(Entries from a dataset)
================================

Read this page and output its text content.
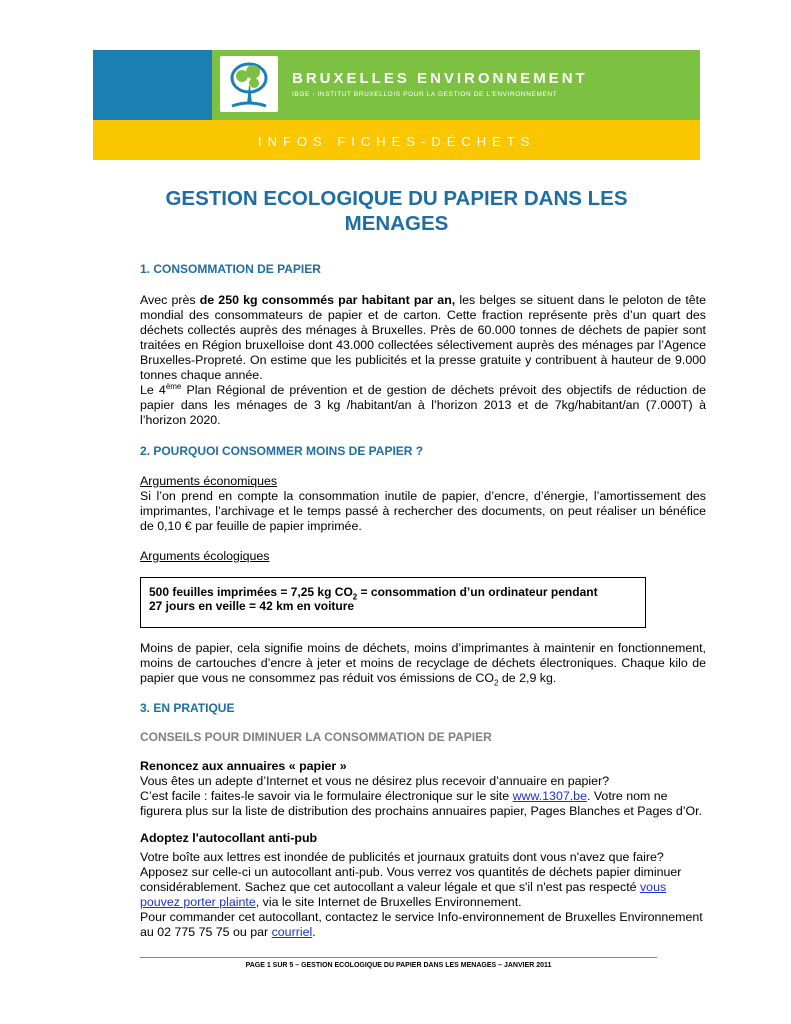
BRUXELLES ENVIRONNEMENT
IBGE - INSTITUT BRUXELLOIS POUR LA GESTION DE L'ENVIRONNEMENT
INFOS FICHES-DÉCHETS
GESTION ECOLOGIQUE DU PAPIER DANS LES
MENAGES
1. CONSOMMATION DE PAPIER

Avec près de 250 kg consommés par habitant par an, les belges se situent dans le peloton de tête mondial des consommateurs de papier et de carton. Cette fraction représente près d’un quart des déchets collectés auprès des ménages à Bruxelles. Près de 60.000 tonnes de déchets de papier sont traitées en Région bruxelloise dont 43.000 collectées sélectivement auprès des ménages par l’Agence Bruxelles-Propreté. On estime que les publicités et la presse gratuite y contribuent à hauteur de 9.000 tonnes chaque année.

Le 4ème Plan Régional de prévention et de gestion de déchets prévoit des objectifs de réduction de papier dans les ménages de 3 kg /habitant/an à l’horizon 2013 et de 7kg/habitant/an (7.000T) à l’horizon 2020.

2. POURQUOI CONSOMMER MOINS DE PAPIER ?

Arguments économiques

Si l’on prend en compte la consommation inutile de papier, d’encre, d’énergie, l’amortissement des imprimantes, l’archivage et le temps passé à rechercher des documents, on peut réaliser un bénéfice de 0,10 € par feuille de papier imprimée.

Arguments écologiques

500 feuilles imprimées = 7,25 kg $CO_2$ = consommation d’un ordinateur pendant
27 jours en veille = 42 km en voiture

Moins de papier, cela signifie moins de déchets, moins d’imprimantes à maintenir en fonctionnement, moins de cartouches d’encre à jeter et moins de recyclage de déchets électroniques. Chaque kilo de papier que vous ne consommez pas réduit vos émissions de $CO_2$ de 2,9 kg.

3. EN PRATIQUE
CONSEILS POUR DIMINUER LA CONSOMMATION DE PAPIER

Renoncez aux annuaires « papier »

Vous êtes un adepte d’Internet et vous ne désirez plus recevoir d’annuaire en papier?

C’est facile : faites-le savoir via le formulaire électronique sur le site www.1307.be. Votre nom ne figurera plus sur la liste de distribution des prochains annuaires papier, Pages Blanches et Pages d’Or.

Adoptez l'autocollant anti-pub

Votre boîte aux lettres est inondée de publicités et journaux gratuits dont vous n'avez que faire? Apposez sur celle-ci un autocollant anti-pub. Vous verrez vos quantités de déchets papier diminuer considérablement. Sachez que cet autocollant a valeur légale et que s'il n'est pas respecté vous pouvez porter plainte, via le site Internet de Bruxelles Environnement.

Pour commander cet autocollant, contactez le service Info-environnement de Bruxelles Environnement au 02 775 75 75 ou par courriel.

PAGE 1 SUR 5 – GESTION ECOLOGIQUE DU PAPIER DANS LES MENAGES – JANVIER 2011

================================

Collect the complete line wherever the string "annuaires" appears in the records.

• **Result for this exercise**
Renoncez aux annuaires « papier »
C’est facile : faites-le savoir via le formulaire électronique sur le site www.1307.be. Votre nom ne figurera plus sur la liste de distribution des prochains annuaires papier, Pages Blanches et Pages d’Or.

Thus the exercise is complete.